Aim of the exercise: Copy each line of the data below with the word "coordinate".
____
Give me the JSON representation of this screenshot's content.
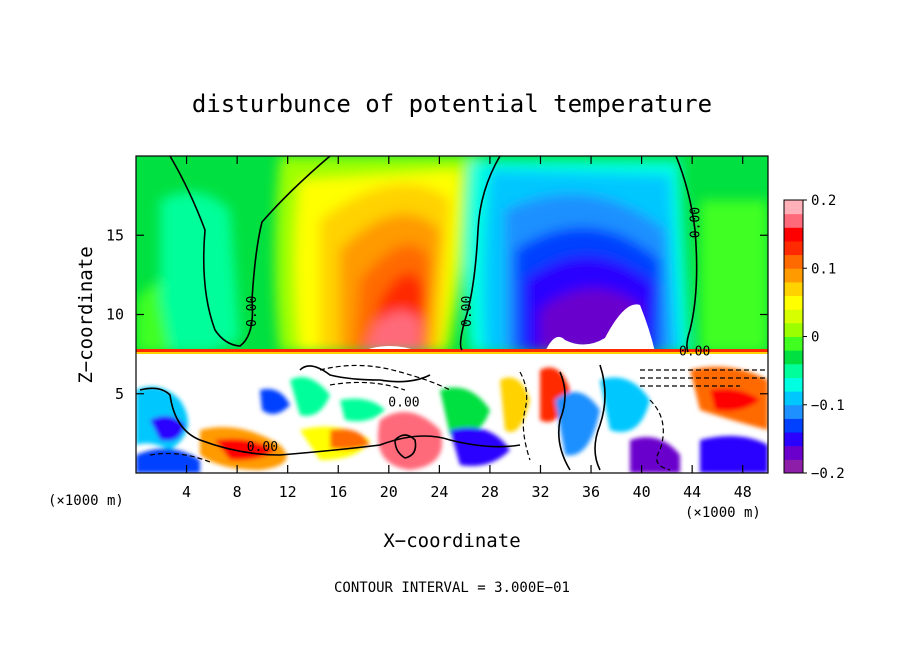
{
  "chart_data": {
    "type": "heatmap",
    "title": "disturbunce of potential temperature",
    "xlabel": "X−coordinate",
    "ylabel": "Z−coordinate",
    "x_unit_label": "(×1000 m)",
    "x_unit_label_right": "(×1000 m)",
    "footer": "CONTOUR INTERVAL = 3.000E−01",
    "xlim": [
      0,
      50
    ],
    "ylim": [
      0,
      20
    ],
    "x_ticks": [
      4,
      8,
      12,
      16,
      20,
      24,
      28,
      32,
      36,
      40,
      44,
      48
    ],
    "x_tick_labels": [
      "4",
      "8",
      "12",
      "16",
      "20",
      "24",
      "28",
      "32",
      "36",
      "40",
      "44",
      "48"
    ],
    "y_ticks": [
      5,
      10,
      15
    ],
    "y_tick_labels": [
      "5",
      "10",
      "15"
    ],
    "colorbar": {
      "min": -0.2,
      "max": 0.2,
      "tick_values": [
        0.2,
        0.1,
        0,
        -0.1,
        -0.2
      ],
      "tick_labels": [
        "0.2",
        "0.1",
        "0",
        "−0.1",
        "−0.2"
      ],
      "colors": [
        "#8c1ea8",
        "#6b00cc",
        "#2a00ff",
        "#0040ff",
        "#1e90ff",
        "#00c8ff",
        "#00ffe0",
        "#00ff9a",
        "#00e040",
        "#40ff20",
        "#9cff00",
        "#d8ff00",
        "#ffff00",
        "#ffd200",
        "#ff9a00",
        "#ff6a00",
        "#ff2a00",
        "#ff0000",
        "#ff6a7a",
        "#ffb0b8"
      ]
    },
    "contour_labels": [
      {
        "text": "0.00",
        "x": 9.5,
        "z": 10.2
      },
      {
        "text": "0.00",
        "x": 26.5,
        "z": 10.2
      },
      {
        "text": "0.00",
        "x": 44.6,
        "z": 15.8
      },
      {
        "text": "0.00",
        "x": 21.2,
        "z": 4.2
      },
      {
        "text": "0.00",
        "x": 10.0,
        "z": 1.4
      },
      {
        "text": "0.00",
        "x": 44.2,
        "z": 7.4
      }
    ]
  }
}
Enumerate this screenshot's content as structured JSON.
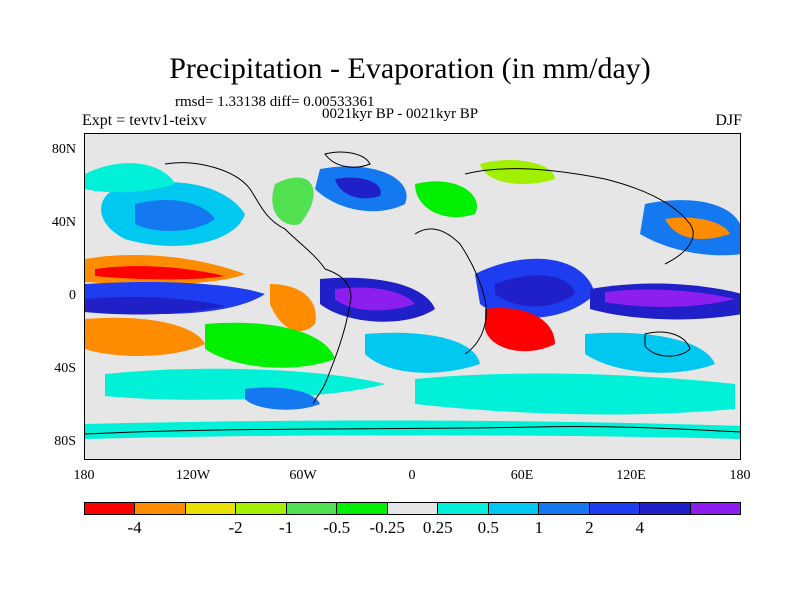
{
  "title": "Precipitation - Evaporation (in mm/day)",
  "stats": "rmsd= 1.33138  diff= 0.00533361",
  "period": "0021kyr BP - 0021kyr BP",
  "experiment": "Expt = tevtv1-teixv",
  "season": "DJF",
  "map": {
    "lat_labels": [
      "80N",
      "40N",
      "0",
      "40S",
      "80S"
    ],
    "lon_labels": [
      "180",
      "120W",
      "60W",
      "0",
      "60E",
      "120E",
      "180"
    ]
  },
  "colorbar": {
    "colors": [
      "#ff0000",
      "#ff8c00",
      "#e8e000",
      "#a0f000",
      "#50e050",
      "#00f000",
      "#e6e6e6",
      "#00f0d8",
      "#00c8f0",
      "#1478f0",
      "#1e3cf0",
      "#2020c8",
      "#8c1ef0"
    ],
    "labels": [
      "-4",
      "-2",
      "-1",
      "-0.5",
      "-0.25",
      "0.25",
      "0.5",
      "1",
      "2",
      "4"
    ]
  }
}
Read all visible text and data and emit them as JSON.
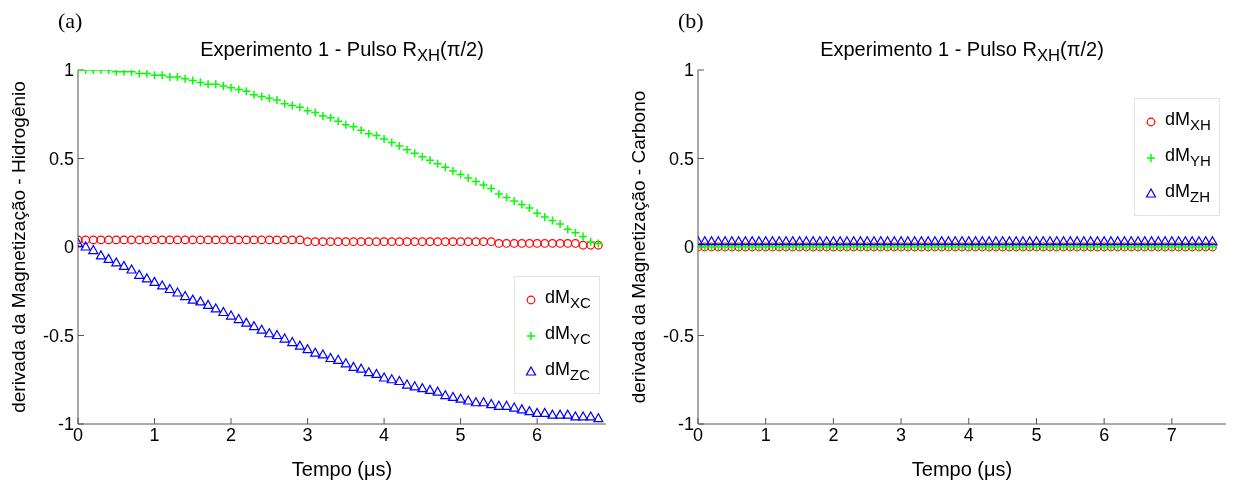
____
Task output:
    "xlabel": "X−coordinate",
    "ylabel": "Z−coordinate",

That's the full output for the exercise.